--- EXCERPTED RECORDS ---
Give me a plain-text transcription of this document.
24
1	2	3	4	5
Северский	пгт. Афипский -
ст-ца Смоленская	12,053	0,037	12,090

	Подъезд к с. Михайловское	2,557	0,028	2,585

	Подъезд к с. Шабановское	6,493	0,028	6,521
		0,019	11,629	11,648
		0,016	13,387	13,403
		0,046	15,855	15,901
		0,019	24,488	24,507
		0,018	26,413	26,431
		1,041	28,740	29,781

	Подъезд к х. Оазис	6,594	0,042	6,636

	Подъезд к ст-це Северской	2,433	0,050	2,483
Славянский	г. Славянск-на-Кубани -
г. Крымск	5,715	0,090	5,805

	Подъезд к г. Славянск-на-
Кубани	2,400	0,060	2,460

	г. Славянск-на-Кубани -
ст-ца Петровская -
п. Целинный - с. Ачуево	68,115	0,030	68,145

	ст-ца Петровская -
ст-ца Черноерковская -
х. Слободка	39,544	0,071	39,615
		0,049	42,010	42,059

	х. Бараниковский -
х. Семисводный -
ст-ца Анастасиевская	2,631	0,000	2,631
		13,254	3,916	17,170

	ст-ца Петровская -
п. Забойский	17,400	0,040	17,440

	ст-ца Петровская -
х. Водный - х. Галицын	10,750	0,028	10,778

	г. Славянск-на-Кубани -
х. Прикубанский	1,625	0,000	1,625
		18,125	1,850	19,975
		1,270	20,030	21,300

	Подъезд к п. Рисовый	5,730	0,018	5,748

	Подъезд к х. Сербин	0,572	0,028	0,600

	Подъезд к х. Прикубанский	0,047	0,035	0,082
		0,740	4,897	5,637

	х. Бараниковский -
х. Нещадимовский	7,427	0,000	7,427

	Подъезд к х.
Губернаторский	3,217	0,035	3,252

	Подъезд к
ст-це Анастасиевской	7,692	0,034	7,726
---
Check every line of the data, and copy the ones that contain "Славянск".

Славянский	г. Славянск-на-Кубани -
	Подъезд к г. Славянск-на-
	г. Славянск-на-Кубани -
	г. Славянск-на-Кубани -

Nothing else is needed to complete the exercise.